## Set task
From the listing below, pick out each line with the word "slope".

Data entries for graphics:
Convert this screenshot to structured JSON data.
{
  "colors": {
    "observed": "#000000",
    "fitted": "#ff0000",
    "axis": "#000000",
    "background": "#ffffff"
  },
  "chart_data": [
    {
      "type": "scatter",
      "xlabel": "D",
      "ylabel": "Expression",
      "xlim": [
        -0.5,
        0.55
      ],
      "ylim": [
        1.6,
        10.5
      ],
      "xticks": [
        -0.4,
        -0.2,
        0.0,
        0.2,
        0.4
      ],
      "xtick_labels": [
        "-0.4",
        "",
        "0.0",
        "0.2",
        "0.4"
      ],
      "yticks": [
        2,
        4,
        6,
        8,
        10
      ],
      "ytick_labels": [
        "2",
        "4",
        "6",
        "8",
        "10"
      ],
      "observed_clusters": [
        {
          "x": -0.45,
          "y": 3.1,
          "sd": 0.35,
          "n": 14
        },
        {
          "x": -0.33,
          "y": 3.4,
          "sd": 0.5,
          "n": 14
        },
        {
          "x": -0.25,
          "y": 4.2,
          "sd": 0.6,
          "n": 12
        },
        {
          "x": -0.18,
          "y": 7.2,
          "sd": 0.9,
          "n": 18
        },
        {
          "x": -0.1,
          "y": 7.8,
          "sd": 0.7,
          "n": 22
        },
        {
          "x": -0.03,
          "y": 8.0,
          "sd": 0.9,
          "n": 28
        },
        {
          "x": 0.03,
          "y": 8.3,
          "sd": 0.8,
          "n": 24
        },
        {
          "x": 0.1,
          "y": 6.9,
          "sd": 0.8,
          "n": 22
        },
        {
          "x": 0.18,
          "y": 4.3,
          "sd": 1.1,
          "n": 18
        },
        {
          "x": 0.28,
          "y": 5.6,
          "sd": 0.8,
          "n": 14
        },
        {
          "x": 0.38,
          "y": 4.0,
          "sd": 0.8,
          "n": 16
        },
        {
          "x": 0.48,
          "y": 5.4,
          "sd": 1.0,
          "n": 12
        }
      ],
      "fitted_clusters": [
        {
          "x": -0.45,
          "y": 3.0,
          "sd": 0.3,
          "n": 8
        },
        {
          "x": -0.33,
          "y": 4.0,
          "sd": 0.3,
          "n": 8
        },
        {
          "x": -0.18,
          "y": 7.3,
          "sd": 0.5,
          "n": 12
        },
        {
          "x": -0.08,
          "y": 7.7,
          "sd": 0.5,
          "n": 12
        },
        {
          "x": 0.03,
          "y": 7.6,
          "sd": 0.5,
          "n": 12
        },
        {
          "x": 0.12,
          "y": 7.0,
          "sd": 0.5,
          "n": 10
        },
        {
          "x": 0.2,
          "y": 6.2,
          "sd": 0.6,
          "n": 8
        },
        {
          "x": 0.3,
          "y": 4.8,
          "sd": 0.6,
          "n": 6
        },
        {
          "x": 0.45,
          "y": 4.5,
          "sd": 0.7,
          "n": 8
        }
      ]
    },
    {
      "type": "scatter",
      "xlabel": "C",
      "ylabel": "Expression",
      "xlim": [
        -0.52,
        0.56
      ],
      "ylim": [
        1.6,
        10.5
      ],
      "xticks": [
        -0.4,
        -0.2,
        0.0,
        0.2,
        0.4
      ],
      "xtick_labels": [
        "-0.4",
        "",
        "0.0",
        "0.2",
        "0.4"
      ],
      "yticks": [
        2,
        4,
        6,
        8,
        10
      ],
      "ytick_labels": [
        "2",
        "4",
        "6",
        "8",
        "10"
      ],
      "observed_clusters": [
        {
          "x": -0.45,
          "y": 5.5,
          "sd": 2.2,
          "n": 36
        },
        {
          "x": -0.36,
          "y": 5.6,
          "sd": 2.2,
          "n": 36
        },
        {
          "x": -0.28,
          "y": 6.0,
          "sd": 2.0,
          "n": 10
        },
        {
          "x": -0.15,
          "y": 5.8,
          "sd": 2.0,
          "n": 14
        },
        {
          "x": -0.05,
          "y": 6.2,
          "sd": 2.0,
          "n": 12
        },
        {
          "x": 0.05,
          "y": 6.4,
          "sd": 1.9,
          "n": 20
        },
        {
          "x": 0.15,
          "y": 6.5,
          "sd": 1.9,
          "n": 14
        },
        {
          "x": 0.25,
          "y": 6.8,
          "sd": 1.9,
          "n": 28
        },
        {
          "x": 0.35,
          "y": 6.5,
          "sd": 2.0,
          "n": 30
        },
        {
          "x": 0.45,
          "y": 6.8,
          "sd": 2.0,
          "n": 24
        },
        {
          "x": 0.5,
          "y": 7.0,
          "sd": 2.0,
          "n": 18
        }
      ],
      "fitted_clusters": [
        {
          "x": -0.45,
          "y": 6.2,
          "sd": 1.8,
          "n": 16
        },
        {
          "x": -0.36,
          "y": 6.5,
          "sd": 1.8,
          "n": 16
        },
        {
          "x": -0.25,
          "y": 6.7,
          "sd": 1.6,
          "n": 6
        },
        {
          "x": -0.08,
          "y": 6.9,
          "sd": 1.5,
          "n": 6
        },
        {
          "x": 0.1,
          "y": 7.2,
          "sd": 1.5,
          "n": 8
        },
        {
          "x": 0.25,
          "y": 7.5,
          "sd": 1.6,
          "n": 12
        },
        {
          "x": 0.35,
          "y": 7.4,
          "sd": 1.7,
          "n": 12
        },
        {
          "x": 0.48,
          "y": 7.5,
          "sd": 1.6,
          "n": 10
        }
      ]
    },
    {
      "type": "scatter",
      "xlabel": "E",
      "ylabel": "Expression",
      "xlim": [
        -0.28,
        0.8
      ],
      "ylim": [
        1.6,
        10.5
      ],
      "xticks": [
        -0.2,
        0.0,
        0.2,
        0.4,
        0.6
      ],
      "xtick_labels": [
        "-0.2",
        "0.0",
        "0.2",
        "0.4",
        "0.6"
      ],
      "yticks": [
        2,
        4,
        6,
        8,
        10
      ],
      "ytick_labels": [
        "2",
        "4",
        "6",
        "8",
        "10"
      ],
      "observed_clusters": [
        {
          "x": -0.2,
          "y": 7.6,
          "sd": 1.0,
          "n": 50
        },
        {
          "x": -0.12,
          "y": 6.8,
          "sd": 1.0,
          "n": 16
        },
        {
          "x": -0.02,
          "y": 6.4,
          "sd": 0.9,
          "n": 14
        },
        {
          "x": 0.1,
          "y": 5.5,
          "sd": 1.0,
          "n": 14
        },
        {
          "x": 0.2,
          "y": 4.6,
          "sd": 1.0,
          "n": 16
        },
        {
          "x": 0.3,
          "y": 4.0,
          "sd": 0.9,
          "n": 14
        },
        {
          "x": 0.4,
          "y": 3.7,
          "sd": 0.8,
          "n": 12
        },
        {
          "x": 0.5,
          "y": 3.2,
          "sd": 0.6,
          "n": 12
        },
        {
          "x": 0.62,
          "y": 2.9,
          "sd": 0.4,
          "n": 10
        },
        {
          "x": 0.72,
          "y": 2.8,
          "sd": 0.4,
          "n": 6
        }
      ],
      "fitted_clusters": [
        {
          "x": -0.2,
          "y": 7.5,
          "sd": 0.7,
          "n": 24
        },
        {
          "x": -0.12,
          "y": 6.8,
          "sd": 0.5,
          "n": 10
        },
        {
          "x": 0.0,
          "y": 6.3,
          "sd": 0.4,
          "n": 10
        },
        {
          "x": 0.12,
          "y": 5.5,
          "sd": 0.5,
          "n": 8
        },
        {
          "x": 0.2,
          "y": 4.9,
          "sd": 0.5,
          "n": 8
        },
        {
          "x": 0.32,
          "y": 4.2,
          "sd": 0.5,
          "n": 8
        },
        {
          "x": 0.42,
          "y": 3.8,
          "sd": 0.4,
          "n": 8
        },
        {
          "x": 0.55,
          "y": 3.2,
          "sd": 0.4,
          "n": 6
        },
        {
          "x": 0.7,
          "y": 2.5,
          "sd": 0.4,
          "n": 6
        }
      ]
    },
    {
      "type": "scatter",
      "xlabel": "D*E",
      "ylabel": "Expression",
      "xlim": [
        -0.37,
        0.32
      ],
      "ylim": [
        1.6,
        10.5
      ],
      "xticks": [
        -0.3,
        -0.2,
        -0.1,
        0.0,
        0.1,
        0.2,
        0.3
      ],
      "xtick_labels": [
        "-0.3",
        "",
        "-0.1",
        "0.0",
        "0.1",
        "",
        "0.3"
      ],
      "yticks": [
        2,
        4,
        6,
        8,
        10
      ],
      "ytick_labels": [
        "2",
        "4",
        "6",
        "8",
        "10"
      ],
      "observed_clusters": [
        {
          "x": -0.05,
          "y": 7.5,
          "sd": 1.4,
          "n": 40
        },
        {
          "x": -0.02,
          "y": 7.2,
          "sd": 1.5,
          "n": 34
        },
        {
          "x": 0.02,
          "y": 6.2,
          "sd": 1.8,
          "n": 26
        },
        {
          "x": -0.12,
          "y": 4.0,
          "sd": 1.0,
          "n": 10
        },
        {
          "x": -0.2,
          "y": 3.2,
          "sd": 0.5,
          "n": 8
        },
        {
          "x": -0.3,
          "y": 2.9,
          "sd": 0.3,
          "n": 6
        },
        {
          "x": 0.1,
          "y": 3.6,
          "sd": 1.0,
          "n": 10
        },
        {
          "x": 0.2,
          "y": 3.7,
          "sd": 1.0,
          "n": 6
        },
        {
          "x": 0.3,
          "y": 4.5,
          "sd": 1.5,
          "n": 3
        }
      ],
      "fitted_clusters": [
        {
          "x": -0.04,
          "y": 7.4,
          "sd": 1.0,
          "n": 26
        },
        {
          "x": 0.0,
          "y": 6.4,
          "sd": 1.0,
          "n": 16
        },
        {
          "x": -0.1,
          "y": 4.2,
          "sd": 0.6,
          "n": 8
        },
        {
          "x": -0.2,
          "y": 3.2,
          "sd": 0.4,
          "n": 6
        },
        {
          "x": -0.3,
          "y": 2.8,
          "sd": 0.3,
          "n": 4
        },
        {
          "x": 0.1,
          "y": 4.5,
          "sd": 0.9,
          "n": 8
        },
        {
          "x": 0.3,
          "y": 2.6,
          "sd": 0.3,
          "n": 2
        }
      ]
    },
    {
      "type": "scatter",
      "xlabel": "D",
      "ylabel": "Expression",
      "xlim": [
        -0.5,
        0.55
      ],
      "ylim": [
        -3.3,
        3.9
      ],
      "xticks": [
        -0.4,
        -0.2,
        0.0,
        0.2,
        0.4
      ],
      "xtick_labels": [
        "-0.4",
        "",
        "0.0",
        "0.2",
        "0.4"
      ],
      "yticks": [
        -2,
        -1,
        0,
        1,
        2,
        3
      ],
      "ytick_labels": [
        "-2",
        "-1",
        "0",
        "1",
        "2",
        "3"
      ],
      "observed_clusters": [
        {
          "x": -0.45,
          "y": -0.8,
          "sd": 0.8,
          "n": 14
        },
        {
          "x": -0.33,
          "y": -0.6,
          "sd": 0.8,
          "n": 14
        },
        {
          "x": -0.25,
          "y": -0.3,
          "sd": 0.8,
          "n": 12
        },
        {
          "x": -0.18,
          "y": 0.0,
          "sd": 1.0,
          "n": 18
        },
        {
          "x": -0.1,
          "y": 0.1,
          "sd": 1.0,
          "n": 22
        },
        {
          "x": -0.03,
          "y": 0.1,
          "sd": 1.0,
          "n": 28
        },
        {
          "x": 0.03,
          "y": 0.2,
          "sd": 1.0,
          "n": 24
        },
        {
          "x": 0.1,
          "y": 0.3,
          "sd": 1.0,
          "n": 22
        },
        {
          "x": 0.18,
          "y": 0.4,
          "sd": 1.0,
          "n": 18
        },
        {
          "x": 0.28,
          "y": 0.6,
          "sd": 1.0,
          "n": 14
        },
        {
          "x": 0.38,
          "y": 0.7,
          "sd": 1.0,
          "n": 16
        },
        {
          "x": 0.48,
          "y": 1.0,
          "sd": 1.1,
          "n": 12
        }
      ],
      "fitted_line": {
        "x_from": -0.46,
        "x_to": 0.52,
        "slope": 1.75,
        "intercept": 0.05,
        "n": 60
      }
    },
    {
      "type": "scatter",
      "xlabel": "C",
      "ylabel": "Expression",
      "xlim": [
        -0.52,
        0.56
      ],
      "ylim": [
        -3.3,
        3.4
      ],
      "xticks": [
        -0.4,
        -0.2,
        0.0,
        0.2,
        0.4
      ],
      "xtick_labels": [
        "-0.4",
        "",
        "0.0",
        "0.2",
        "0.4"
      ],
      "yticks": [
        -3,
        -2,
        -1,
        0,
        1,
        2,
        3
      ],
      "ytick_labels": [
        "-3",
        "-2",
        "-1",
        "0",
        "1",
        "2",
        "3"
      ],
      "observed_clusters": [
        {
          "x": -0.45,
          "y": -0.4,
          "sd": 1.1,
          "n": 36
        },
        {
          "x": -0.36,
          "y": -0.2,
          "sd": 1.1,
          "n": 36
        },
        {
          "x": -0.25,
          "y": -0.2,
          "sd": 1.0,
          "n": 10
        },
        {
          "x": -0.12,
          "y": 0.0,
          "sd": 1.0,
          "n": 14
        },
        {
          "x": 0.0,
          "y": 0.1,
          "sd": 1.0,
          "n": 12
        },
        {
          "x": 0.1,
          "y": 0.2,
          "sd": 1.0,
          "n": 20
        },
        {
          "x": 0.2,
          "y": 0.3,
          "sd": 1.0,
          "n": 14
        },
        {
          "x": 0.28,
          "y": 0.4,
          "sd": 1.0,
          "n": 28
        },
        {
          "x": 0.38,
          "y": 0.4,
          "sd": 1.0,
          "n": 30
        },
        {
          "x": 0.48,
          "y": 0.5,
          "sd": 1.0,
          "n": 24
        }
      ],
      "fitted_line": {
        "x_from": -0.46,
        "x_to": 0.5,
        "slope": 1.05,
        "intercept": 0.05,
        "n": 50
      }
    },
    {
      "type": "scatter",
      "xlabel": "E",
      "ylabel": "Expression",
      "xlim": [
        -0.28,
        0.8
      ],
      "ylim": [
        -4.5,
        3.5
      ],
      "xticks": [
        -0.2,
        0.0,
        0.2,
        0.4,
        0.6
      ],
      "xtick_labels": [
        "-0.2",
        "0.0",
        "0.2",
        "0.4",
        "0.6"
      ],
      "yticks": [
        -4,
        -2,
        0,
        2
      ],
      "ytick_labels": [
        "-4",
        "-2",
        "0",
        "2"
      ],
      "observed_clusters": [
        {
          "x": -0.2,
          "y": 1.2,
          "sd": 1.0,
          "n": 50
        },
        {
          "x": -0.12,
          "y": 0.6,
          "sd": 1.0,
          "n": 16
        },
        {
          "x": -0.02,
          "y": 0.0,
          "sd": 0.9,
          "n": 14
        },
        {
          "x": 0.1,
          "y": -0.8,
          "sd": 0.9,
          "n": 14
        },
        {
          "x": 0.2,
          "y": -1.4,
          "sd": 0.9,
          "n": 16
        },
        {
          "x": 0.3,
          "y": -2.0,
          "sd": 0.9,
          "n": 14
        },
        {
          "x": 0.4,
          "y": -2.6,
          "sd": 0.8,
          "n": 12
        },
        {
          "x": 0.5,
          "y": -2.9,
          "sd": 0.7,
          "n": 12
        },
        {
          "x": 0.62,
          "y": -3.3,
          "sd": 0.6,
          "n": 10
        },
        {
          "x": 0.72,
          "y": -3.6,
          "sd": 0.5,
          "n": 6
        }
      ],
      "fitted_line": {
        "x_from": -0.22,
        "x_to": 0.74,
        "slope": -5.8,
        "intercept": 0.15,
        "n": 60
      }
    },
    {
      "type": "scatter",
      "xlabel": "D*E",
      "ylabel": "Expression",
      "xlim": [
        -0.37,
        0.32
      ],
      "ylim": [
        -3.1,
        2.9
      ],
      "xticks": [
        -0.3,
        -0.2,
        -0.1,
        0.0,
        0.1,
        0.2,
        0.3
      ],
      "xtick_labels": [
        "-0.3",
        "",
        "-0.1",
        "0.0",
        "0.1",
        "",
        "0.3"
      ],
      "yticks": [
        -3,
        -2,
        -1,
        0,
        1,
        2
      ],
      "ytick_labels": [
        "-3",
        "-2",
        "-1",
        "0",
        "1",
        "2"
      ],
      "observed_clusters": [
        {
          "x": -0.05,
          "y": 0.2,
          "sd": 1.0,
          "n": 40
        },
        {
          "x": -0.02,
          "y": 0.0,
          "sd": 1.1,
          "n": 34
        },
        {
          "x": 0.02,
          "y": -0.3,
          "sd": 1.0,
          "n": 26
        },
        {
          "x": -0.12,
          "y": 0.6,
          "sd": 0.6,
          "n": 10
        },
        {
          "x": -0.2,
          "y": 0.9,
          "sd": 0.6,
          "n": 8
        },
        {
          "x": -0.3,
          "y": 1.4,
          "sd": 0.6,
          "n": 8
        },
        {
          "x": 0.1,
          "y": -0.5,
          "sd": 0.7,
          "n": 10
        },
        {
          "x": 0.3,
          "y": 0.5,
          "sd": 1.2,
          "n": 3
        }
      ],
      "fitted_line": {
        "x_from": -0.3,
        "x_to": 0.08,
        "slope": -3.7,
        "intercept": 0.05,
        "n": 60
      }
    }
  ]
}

## Written solution
        "slope": 1.75,
        "slope": 1.05,
        "slope": -5.8,
        "slope": -3.7,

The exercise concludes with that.